Extracts from a graphics dataset:
──────────

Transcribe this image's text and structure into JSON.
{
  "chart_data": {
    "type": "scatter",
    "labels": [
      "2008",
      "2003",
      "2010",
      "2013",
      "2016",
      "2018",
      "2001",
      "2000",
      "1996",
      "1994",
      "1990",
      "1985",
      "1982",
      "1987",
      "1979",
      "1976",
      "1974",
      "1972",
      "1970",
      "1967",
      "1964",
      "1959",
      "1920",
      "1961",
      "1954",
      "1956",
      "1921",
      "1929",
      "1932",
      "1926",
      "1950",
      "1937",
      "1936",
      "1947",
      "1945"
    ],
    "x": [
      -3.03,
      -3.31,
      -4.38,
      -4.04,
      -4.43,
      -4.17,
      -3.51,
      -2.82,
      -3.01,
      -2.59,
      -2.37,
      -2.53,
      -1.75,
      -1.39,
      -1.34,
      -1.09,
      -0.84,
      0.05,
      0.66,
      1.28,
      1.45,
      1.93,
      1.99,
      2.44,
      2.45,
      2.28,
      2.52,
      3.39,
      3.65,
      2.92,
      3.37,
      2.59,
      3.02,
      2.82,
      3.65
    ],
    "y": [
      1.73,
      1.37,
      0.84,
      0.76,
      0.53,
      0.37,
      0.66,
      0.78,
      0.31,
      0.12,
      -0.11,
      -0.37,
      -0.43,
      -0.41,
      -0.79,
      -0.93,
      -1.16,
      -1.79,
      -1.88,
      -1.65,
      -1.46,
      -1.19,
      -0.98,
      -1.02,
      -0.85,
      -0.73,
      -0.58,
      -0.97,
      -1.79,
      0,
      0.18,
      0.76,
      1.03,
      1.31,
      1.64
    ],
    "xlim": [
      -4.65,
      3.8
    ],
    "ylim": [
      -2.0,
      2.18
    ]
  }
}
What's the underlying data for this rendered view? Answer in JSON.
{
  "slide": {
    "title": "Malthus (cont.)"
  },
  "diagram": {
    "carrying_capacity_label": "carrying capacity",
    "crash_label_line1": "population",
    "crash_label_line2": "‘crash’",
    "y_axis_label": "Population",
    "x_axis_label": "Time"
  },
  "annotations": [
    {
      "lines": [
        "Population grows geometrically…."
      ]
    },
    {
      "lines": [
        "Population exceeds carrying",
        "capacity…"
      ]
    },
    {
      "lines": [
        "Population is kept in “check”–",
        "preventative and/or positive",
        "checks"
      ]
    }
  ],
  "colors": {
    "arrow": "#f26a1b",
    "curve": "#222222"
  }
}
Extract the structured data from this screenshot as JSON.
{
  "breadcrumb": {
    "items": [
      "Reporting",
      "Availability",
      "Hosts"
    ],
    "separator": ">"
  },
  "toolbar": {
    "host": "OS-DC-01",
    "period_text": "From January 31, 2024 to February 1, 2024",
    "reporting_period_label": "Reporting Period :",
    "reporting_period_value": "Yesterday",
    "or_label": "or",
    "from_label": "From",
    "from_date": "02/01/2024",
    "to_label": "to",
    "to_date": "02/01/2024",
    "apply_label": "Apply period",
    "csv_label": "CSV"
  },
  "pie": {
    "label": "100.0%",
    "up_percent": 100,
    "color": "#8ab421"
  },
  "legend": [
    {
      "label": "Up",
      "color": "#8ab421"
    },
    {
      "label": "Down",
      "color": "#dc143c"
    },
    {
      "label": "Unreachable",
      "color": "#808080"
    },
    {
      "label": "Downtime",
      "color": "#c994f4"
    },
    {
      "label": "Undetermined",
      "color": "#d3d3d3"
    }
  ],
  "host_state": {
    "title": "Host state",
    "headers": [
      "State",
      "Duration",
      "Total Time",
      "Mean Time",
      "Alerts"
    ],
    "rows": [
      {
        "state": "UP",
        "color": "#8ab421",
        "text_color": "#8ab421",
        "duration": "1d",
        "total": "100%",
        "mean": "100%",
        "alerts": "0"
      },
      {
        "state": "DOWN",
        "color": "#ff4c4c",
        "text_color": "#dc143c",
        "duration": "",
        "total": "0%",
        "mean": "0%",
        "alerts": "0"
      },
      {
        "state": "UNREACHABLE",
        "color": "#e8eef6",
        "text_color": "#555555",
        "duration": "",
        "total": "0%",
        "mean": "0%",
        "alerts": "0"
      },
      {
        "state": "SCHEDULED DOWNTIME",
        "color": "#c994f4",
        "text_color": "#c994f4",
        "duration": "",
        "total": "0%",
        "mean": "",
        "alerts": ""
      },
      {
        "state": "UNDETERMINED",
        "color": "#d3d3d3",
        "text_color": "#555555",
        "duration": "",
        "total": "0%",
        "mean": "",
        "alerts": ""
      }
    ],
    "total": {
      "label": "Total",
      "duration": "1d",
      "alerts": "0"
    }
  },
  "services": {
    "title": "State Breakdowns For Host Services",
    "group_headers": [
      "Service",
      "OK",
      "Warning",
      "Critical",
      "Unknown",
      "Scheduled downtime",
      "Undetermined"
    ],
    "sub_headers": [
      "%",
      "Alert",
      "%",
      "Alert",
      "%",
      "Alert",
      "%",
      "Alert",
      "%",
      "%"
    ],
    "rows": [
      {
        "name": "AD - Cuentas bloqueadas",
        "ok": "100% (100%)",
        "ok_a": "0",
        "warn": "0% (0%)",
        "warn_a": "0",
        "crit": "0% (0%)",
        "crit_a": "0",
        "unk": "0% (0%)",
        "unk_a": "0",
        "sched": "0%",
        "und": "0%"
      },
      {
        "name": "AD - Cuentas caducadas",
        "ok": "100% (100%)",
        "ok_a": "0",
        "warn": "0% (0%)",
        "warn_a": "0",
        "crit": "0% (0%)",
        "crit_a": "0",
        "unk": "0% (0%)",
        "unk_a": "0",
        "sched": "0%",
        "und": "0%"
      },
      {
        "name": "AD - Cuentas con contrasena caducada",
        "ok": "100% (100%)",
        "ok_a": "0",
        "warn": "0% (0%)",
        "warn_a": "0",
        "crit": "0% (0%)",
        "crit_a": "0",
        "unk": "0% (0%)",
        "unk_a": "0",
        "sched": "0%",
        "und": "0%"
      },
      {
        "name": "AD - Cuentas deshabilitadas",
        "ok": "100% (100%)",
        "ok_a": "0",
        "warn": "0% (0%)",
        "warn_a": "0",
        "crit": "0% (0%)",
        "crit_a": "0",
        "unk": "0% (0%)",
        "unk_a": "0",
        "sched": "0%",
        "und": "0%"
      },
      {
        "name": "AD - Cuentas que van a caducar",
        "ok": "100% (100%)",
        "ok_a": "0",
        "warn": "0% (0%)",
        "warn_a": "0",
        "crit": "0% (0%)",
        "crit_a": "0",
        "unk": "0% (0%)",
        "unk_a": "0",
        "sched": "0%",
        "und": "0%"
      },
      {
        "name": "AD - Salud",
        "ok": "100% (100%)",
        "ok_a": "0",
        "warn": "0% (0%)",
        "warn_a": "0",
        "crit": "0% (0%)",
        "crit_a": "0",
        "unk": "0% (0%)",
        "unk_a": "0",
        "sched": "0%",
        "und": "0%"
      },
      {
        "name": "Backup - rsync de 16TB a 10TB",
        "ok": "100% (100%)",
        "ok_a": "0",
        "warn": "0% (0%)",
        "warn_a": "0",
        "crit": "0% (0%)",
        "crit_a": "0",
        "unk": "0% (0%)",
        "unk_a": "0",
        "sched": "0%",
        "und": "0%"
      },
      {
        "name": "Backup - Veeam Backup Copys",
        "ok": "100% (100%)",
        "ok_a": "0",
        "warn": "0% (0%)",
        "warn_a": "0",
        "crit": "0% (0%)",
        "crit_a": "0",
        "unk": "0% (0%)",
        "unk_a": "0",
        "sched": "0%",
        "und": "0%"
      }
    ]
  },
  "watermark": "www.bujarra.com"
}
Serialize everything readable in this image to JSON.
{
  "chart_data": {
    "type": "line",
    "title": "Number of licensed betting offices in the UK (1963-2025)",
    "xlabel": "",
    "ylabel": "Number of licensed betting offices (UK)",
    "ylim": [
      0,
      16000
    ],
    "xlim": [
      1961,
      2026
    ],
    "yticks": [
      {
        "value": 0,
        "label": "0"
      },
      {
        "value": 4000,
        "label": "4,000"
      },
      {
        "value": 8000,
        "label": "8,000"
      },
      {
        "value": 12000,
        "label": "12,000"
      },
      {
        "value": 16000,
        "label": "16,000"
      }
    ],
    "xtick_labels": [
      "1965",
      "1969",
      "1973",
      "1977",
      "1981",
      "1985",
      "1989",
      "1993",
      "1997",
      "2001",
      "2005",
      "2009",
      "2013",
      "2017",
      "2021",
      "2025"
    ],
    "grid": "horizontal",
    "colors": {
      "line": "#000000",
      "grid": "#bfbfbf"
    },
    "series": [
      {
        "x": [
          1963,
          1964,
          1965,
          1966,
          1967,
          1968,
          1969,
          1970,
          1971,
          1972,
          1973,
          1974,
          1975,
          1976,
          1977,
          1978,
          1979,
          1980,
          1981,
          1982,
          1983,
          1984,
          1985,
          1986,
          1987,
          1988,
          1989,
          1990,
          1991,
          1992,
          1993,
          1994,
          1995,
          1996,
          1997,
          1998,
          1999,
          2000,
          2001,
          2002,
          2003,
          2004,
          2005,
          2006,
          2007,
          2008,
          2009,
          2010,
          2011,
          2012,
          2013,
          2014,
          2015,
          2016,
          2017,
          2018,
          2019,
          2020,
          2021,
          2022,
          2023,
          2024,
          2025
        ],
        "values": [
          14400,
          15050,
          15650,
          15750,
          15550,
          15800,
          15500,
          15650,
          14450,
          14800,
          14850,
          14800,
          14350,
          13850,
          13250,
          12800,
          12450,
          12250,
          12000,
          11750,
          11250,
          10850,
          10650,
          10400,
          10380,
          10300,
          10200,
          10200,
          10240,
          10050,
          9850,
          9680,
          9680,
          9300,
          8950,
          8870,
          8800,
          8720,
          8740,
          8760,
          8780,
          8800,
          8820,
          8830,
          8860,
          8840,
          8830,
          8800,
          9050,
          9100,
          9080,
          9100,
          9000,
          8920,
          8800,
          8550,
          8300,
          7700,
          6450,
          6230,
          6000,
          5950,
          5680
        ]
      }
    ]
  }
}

──────────

- **Exercise prompt**
The answer is a single number: how many lines include the word "carrying"?

- **Complete response**
2